Exercise requirements
Every record must appear in your copy exactly as written, with no pictures.

Listed records
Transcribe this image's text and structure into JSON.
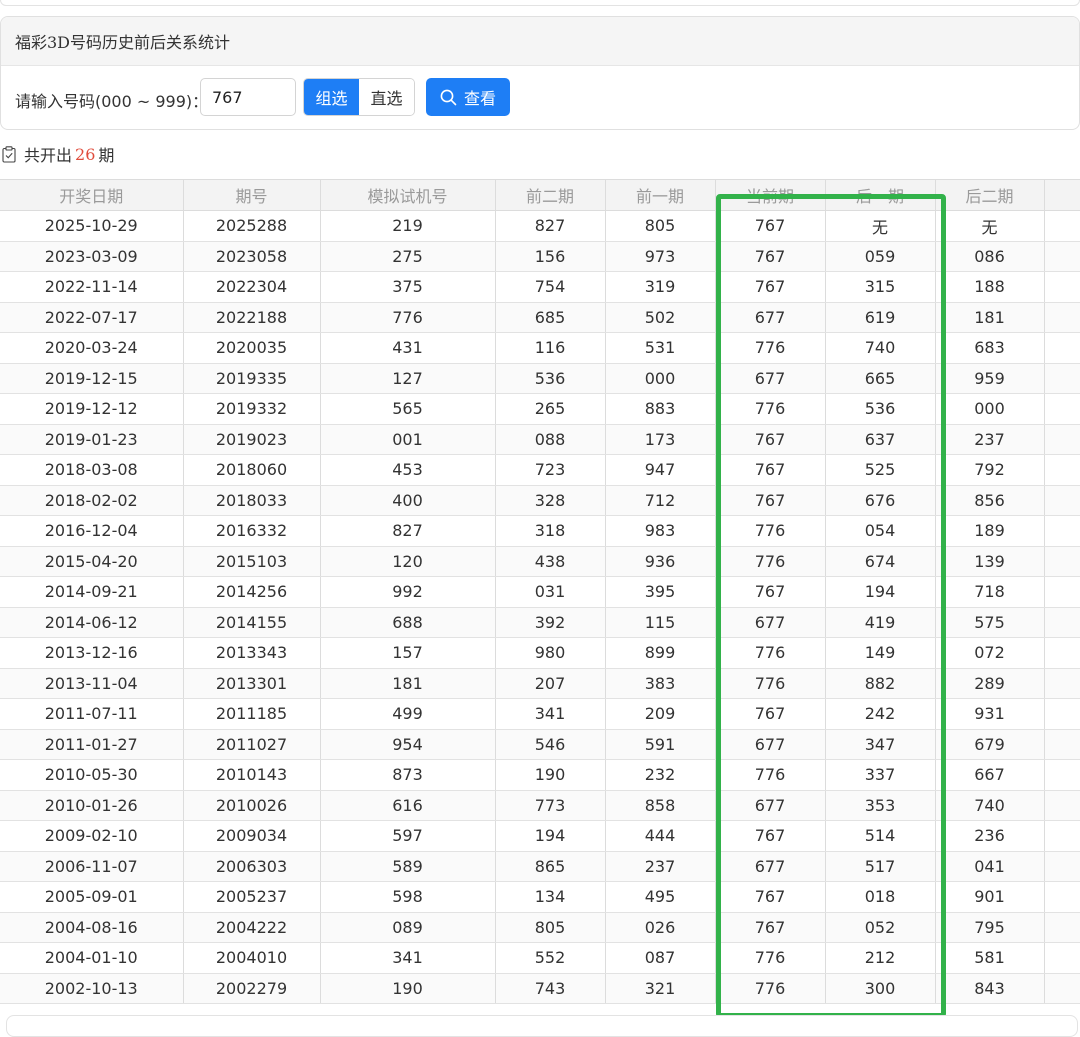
{
  "panel": {
    "title": "福彩3D号码历史前后关系统计",
    "input_label": "请输入号码(000 ~ 999)：",
    "input_value": "767",
    "mode_group_label": "组选",
    "mode_direct_label": "直选",
    "search_label": "查看"
  },
  "summary": {
    "prefix": "共开出",
    "count": "26",
    "suffix": "期"
  },
  "table": {
    "headers": [
      "开奖日期",
      "期号",
      "模拟试机号",
      "前二期",
      "前一期",
      "当前期",
      "后一期",
      "后二期"
    ],
    "rows": [
      [
        "2025-10-29",
        "2025288",
        "219",
        "827",
        "805",
        "767",
        "无",
        "无"
      ],
      [
        "2023-03-09",
        "2023058",
        "275",
        "156",
        "973",
        "767",
        "059",
        "086"
      ],
      [
        "2022-11-14",
        "2022304",
        "375",
        "754",
        "319",
        "767",
        "315",
        "188"
      ],
      [
        "2022-07-17",
        "2022188",
        "776",
        "685",
        "502",
        "677",
        "619",
        "181"
      ],
      [
        "2020-03-24",
        "2020035",
        "431",
        "116",
        "531",
        "776",
        "740",
        "683"
      ],
      [
        "2019-12-15",
        "2019335",
        "127",
        "536",
        "000",
        "677",
        "665",
        "959"
      ],
      [
        "2019-12-12",
        "2019332",
        "565",
        "265",
        "883",
        "776",
        "536",
        "000"
      ],
      [
        "2019-01-23",
        "2019023",
        "001",
        "088",
        "173",
        "767",
        "637",
        "237"
      ],
      [
        "2018-03-08",
        "2018060",
        "453",
        "723",
        "947",
        "767",
        "525",
        "792"
      ],
      [
        "2018-02-02",
        "2018033",
        "400",
        "328",
        "712",
        "767",
        "676",
        "856"
      ],
      [
        "2016-12-04",
        "2016332",
        "827",
        "318",
        "983",
        "776",
        "054",
        "189"
      ],
      [
        "2015-04-20",
        "2015103",
        "120",
        "438",
        "936",
        "776",
        "674",
        "139"
      ],
      [
        "2014-09-21",
        "2014256",
        "992",
        "031",
        "395",
        "767",
        "194",
        "718"
      ],
      [
        "2014-06-12",
        "2014155",
        "688",
        "392",
        "115",
        "677",
        "419",
        "575"
      ],
      [
        "2013-12-16",
        "2013343",
        "157",
        "980",
        "899",
        "776",
        "149",
        "072"
      ],
      [
        "2013-11-04",
        "2013301",
        "181",
        "207",
        "383",
        "776",
        "882",
        "289"
      ],
      [
        "2011-07-11",
        "2011185",
        "499",
        "341",
        "209",
        "767",
        "242",
        "931"
      ],
      [
        "2011-01-27",
        "2011027",
        "954",
        "546",
        "591",
        "677",
        "347",
        "679"
      ],
      [
        "2010-05-30",
        "2010143",
        "873",
        "190",
        "232",
        "776",
        "337",
        "667"
      ],
      [
        "2010-01-26",
        "2010026",
        "616",
        "773",
        "858",
        "677",
        "353",
        "740"
      ],
      [
        "2009-02-10",
        "2009034",
        "597",
        "194",
        "444",
        "767",
        "514",
        "236"
      ],
      [
        "2006-11-07",
        "2006303",
        "589",
        "865",
        "237",
        "677",
        "517",
        "041"
      ],
      [
        "2005-09-01",
        "2005237",
        "598",
        "134",
        "495",
        "767",
        "018",
        "901"
      ],
      [
        "2004-08-16",
        "2004222",
        "089",
        "805",
        "026",
        "767",
        "052",
        "795"
      ],
      [
        "2004-01-10",
        "2004010",
        "341",
        "552",
        "087",
        "776",
        "212",
        "581"
      ],
      [
        "2002-10-13",
        "2002279",
        "190",
        "743",
        "321",
        "776",
        "300",
        "843"
      ]
    ]
  },
  "colors": {
    "accent_blue": "#1e7ef5",
    "count_red": "#e04c3c",
    "highlight_green": "#32b24a"
  }
}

Solution to this task
Transcribe this image's text and structure into JSON.
{
  "panel": {
    "title": "福彩3D号码历史前后关系统计",
    "input_label": "请输入号码(000 ~ 999)：",
    "input_value": "767",
    "mode_group_label": "组选",
    "mode_direct_label": "直选",
    "search_label": "查看"
  },
  "summary": {
    "prefix": "共开出",
    "count": "26",
    "suffix": "期"
  },
  "table": {
    "headers": [
      "开奖日期",
      "期号",
      "模拟试机号",
      "前二期",
      "前一期",
      "当前期",
      "后一期",
      "后二期"
    ],
    "rows": [
      [
        "2025-10-29",
        "2025288",
        "219",
        "827",
        "805",
        "767",
        "无",
        "无"
      ],
      [
        "2023-03-09",
        "2023058",
        "275",
        "156",
        "973",
        "767",
        "059",
        "086"
      ],
      [
        "2022-11-14",
        "2022304",
        "375",
        "754",
        "319",
        "767",
        "315",
        "188"
      ],
      [
        "2022-07-17",
        "2022188",
        "776",
        "685",
        "502",
        "677",
        "619",
        "181"
      ],
      [
        "2020-03-24",
        "2020035",
        "431",
        "116",
        "531",
        "776",
        "740",
        "683"
      ],
      [
        "2019-12-15",
        "2019335",
        "127",
        "536",
        "000",
        "677",
        "665",
        "959"
      ],
      [
        "2019-12-12",
        "2019332",
        "565",
        "265",
        "883",
        "776",
        "536",
        "000"
      ],
      [
        "2019-01-23",
        "2019023",
        "001",
        "088",
        "173",
        "767",
        "637",
        "237"
      ],
      [
        "2018-03-08",
        "2018060",
        "453",
        "723",
        "947",
        "767",
        "525",
        "792"
      ],
      [
        "2018-02-02",
        "2018033",
        "400",
        "328",
        "712",
        "767",
        "676",
        "856"
      ],
      [
        "2016-12-04",
        "2016332",
        "827",
        "318",
        "983",
        "776",
        "054",
        "189"
      ],
      [
        "2015-04-20",
        "2015103",
        "120",
        "438",
        "936",
        "776",
        "674",
        "139"
      ],
      [
        "2014-09-21",
        "2014256",
        "992",
        "031",
        "395",
        "767",
        "194",
        "718"
      ],
      [
        "2014-06-12",
        "2014155",
        "688",
        "392",
        "115",
        "677",
        "419",
        "575"
      ],
      [
        "2013-12-16",
        "2013343",
        "157",
        "980",
        "899",
        "776",
        "149",
        "072"
      ],
      [
        "2013-11-04",
        "2013301",
        "181",
        "207",
        "383",
        "776",
        "882",
        "289"
      ],
      [
        "2011-07-11",
        "2011185",
        "499",
        "341",
        "209",
        "767",
        "242",
        "931"
      ],
      [
        "2011-01-27",
        "2011027",
        "954",
        "546",
        "591",
        "677",
        "347",
        "679"
      ],
      [
        "2010-05-30",
        "2010143",
        "873",
        "190",
        "232",
        "776",
        "337",
        "667"
      ],
      [
        "2010-01-26",
        "2010026",
        "616",
        "773",
        "858",
        "677",
        "353",
        "740"
      ],
      [
        "2009-02-10",
        "2009034",
        "597",
        "194",
        "444",
        "767",
        "514",
        "236"
      ],
      [
        "2006-11-07",
        "2006303",
        "589",
        "865",
        "237",
        "677",
        "517",
        "041"
      ],
      [
        "2005-09-01",
        "2005237",
        "598",
        "134",
        "495",
        "767",
        "018",
        "901"
      ],
      [
        "2004-08-16",
        "2004222",
        "089",
        "805",
        "026",
        "767",
        "052",
        "795"
      ],
      [
        "2004-01-10",
        "2004010",
        "341",
        "552",
        "087",
        "776",
        "212",
        "581"
      ],
      [
        "2002-10-13",
        "2002279",
        "190",
        "743",
        "321",
        "776",
        "300",
        "843"
      ]
    ]
  },
  "colors": {
    "accent_blue": "#1e7ef5",
    "count_red": "#e04c3c",
    "highlight_green": "#32b24a"
  }
}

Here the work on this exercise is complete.